* begin *

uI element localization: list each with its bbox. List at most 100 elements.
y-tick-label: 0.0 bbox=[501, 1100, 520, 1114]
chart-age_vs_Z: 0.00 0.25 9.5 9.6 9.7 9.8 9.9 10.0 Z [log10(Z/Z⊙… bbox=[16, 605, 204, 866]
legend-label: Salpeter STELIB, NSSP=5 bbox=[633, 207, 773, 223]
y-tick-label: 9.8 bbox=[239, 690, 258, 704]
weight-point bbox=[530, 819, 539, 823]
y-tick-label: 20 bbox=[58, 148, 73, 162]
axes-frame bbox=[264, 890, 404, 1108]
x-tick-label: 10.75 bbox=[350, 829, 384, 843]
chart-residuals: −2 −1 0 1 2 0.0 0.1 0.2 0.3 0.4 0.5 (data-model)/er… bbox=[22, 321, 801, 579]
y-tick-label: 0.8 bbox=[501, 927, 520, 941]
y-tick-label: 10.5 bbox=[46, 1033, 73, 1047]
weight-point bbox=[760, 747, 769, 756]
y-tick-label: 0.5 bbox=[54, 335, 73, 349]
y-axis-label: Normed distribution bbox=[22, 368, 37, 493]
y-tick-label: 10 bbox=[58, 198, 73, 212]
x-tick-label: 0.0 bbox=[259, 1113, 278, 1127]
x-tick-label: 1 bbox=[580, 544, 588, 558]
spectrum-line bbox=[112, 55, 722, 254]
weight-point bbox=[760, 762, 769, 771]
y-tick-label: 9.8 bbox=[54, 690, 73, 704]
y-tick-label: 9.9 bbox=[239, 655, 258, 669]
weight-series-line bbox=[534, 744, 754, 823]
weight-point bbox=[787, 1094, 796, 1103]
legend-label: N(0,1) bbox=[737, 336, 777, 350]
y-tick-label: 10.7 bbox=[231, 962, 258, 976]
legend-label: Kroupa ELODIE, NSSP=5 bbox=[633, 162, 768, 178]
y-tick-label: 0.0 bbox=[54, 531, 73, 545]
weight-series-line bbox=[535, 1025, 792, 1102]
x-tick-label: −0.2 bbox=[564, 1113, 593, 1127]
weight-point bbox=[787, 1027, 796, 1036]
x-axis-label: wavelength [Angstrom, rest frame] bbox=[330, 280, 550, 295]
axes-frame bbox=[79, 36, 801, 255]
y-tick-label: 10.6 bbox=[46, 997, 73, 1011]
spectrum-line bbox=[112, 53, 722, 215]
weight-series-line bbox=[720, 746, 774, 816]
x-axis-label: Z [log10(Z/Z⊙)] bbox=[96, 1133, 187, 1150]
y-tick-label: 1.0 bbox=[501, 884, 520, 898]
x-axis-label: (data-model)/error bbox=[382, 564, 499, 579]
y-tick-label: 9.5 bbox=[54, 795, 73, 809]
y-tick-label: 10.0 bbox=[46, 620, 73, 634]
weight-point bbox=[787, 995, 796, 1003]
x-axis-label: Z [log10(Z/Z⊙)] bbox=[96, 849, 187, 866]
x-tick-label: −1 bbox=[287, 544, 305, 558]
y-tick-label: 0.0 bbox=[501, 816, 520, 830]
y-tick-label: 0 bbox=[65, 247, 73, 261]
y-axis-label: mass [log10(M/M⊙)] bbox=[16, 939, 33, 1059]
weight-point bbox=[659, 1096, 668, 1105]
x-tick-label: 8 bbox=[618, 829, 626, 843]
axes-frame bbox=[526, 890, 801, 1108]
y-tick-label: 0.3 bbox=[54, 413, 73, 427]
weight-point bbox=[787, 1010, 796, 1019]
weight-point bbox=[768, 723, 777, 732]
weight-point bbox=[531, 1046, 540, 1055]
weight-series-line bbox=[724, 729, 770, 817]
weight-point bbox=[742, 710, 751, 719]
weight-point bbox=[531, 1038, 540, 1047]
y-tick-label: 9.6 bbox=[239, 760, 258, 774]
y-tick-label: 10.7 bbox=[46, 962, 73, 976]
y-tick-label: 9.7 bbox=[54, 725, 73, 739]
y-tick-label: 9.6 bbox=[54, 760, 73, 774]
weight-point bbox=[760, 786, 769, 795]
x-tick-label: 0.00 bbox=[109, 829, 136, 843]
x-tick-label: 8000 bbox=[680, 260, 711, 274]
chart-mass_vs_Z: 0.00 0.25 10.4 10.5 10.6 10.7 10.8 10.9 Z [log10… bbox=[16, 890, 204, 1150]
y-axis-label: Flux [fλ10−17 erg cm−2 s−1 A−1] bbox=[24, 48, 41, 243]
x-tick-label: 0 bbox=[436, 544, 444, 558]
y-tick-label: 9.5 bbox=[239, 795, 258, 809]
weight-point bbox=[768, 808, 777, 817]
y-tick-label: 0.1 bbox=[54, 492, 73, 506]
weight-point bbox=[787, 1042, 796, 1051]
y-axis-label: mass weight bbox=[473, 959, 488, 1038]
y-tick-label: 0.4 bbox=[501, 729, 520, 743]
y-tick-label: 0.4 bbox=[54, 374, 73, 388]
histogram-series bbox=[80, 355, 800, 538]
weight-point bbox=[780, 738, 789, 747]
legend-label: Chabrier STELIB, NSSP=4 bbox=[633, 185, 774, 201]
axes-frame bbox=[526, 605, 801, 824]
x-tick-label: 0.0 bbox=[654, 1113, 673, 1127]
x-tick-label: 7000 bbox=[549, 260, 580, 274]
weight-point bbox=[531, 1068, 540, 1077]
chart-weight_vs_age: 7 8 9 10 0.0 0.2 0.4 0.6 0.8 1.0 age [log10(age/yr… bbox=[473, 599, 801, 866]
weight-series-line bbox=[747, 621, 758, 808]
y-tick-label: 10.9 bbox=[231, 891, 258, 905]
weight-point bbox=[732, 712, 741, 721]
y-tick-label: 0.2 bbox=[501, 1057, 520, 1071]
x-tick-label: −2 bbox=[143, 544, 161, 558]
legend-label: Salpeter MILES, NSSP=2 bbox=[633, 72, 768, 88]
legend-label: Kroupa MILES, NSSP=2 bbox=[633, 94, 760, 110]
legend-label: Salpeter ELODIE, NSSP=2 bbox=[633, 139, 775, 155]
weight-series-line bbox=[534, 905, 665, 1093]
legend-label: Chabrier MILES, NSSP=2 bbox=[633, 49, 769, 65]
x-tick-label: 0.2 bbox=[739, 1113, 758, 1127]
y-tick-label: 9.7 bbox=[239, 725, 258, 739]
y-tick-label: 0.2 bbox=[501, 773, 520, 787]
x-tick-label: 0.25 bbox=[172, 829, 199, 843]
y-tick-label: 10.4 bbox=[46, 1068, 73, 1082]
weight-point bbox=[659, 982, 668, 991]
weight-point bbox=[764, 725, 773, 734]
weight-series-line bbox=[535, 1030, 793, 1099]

* end *

__WORK INSTRUCTIONS__
Rewrite all of the lines above, changing "weight-point" to "weight-marker" wherever it occurs and leaving everything else untouched.

__RESPONSE TO THIS TASK__
uI element localization: list each with its bbox. List at most 100 elements.
y-tick-label: 0.0 bbox=[501, 1100, 520, 1114]
chart-age_vs_Z: 0.00 0.25 9.5 9.6 9.7 9.8 9.9 10.0 Z [log10(Z/Z⊙… bbox=[16, 605, 204, 866]
legend-label: Salpeter STELIB, NSSP=5 bbox=[633, 207, 773, 223]
y-tick-label: 9.8 bbox=[239, 690, 258, 704]
weight-marker bbox=[530, 819, 539, 823]
y-tick-label: 20 bbox=[58, 148, 73, 162]
axes-frame bbox=[264, 890, 404, 1108]
x-tick-label: 10.75 bbox=[350, 829, 384, 843]
chart-residuals: −2 −1 0 1 2 0.0 0.1 0.2 0.3 0.4 0.5 (data-model)/er… bbox=[22, 321, 801, 579]
y-tick-label: 0.8 bbox=[501, 927, 520, 941]
y-tick-label: 10.5 bbox=[46, 1033, 73, 1047]
weight-marker bbox=[760, 747, 769, 756]
y-tick-label: 0.5 bbox=[54, 335, 73, 349]
y-axis-label: Normed distribution bbox=[22, 368, 37, 493]
y-tick-label: 10 bbox=[58, 198, 73, 212]
x-tick-label: 0.0 bbox=[259, 1113, 278, 1127]
x-tick-label: 1 bbox=[580, 544, 588, 558]
spectrum-line bbox=[112, 55, 722, 254]
weight-marker bbox=[760, 762, 769, 771]
y-tick-label: 9.8 bbox=[54, 690, 73, 704]
y-tick-label: 9.9 bbox=[239, 655, 258, 669]
weight-series-line bbox=[534, 744, 754, 823]
weight-marker bbox=[787, 1094, 796, 1103]
legend-label: N(0,1) bbox=[737, 336, 777, 350]
y-tick-label: 10.7 bbox=[231, 962, 258, 976]
legend-label: Kroupa ELODIE, NSSP=5 bbox=[633, 162, 768, 178]
y-tick-label: 0.0 bbox=[54, 531, 73, 545]
weight-series-line bbox=[535, 1025, 792, 1102]
x-tick-label: −0.2 bbox=[564, 1113, 593, 1127]
weight-marker bbox=[787, 1027, 796, 1036]
x-axis-label: wavelength [Angstrom, rest frame] bbox=[330, 280, 550, 295]
axes-frame bbox=[79, 36, 801, 255]
y-tick-label: 10.6 bbox=[46, 997, 73, 1011]
spectrum-line bbox=[112, 53, 722, 215]
weight-series-line bbox=[720, 746, 774, 816]
x-axis-label: Z [log10(Z/Z⊙)] bbox=[96, 1133, 187, 1150]
y-tick-label: 1.0 bbox=[501, 884, 520, 898]
x-axis-label: (data-model)/error bbox=[382, 564, 499, 579]
y-tick-label: 9.5 bbox=[54, 795, 73, 809]
y-tick-label: 10.0 bbox=[46, 620, 73, 634]
weight-marker bbox=[787, 995, 796, 1003]
x-axis-label: Z [log10(Z/Z⊙)] bbox=[96, 849, 187, 866]
x-tick-label: −1 bbox=[287, 544, 305, 558]
y-tick-label: 0.0 bbox=[501, 816, 520, 830]
y-tick-label: 0 bbox=[65, 247, 73, 261]
y-axis-label: mass [log10(M/M⊙)] bbox=[16, 939, 33, 1059]
weight-marker bbox=[659, 1096, 668, 1105]
x-tick-label: 8 bbox=[618, 829, 626, 843]
axes-frame bbox=[526, 890, 801, 1108]
y-tick-label: 0.3 bbox=[54, 413, 73, 427]
weight-marker bbox=[787, 1010, 796, 1019]
weight-marker bbox=[768, 723, 777, 732]
weight-marker bbox=[531, 1046, 540, 1055]
weight-series-line bbox=[724, 729, 770, 817]
weight-marker bbox=[742, 710, 751, 719]
weight-marker bbox=[531, 1038, 540, 1047]
y-tick-label: 9.6 bbox=[239, 760, 258, 774]
y-tick-label: 10.7 bbox=[46, 962, 73, 976]
y-tick-label: 9.7 bbox=[54, 725, 73, 739]
y-tick-label: 9.6 bbox=[54, 760, 73, 774]
weight-marker bbox=[760, 786, 769, 795]
x-tick-label: 0.00 bbox=[109, 829, 136, 843]
x-tick-label: 8000 bbox=[680, 260, 711, 274]
chart-mass_vs_Z: 0.00 0.25 10.4 10.5 10.6 10.7 10.8 10.9 Z [log10… bbox=[16, 890, 204, 1150]
y-axis-label: Flux [fλ10−17 erg cm−2 s−1 A−1] bbox=[24, 48, 41, 243]
x-tick-label: 0 bbox=[436, 544, 444, 558]
y-tick-label: 9.5 bbox=[239, 795, 258, 809]
weight-marker bbox=[768, 808, 777, 817]
y-tick-label: 0.1 bbox=[54, 492, 73, 506]
weight-marker bbox=[787, 1042, 796, 1051]
y-axis-label: mass weight bbox=[473, 959, 488, 1038]
y-tick-label: 0.4 bbox=[501, 729, 520, 743]
y-tick-label: 0.4 bbox=[54, 374, 73, 388]
histogram-series bbox=[80, 355, 800, 538]
weight-marker bbox=[780, 738, 789, 747]
legend-label: Chabrier STELIB, NSSP=4 bbox=[633, 185, 774, 201]
axes-frame bbox=[526, 605, 801, 824]
x-tick-label: 0.0 bbox=[654, 1113, 673, 1127]
x-tick-label: 7000 bbox=[549, 260, 580, 274]
weight-marker bbox=[531, 1068, 540, 1077]
chart-weight_vs_age: 7 8 9 10 0.0 0.2 0.4 0.6 0.8 1.0 age [log10(age/yr… bbox=[473, 599, 801, 866]
weight-series-line bbox=[747, 621, 758, 808]
y-tick-label: 10.9 bbox=[231, 891, 258, 905]
weight-marker bbox=[732, 712, 741, 721]
y-tick-label: 0.2 bbox=[501, 1057, 520, 1071]
x-tick-label: −2 bbox=[143, 544, 161, 558]
legend-label: Salpeter MILES, NSSP=2 bbox=[633, 72, 768, 88]
legend-label: Kroupa MILES, NSSP=2 bbox=[633, 94, 760, 110]
legend-label: Salpeter ELODIE, NSSP=2 bbox=[633, 139, 775, 155]
weight-series-line bbox=[534, 905, 665, 1093]
legend-label: Chabrier MILES, NSSP=2 bbox=[633, 49, 769, 65]
x-tick-label: 0.2 bbox=[739, 1113, 758, 1127]
y-tick-label: 9.7 bbox=[239, 725, 258, 739]
y-tick-label: 0.2 bbox=[501, 773, 520, 787]
x-tick-label: 0.25 bbox=[172, 829, 199, 843]
y-tick-label: 10.4 bbox=[46, 1068, 73, 1082]
weight-marker bbox=[659, 982, 668, 991]
weight-marker bbox=[764, 725, 773, 734]
weight-series-line bbox=[535, 1030, 793, 1099]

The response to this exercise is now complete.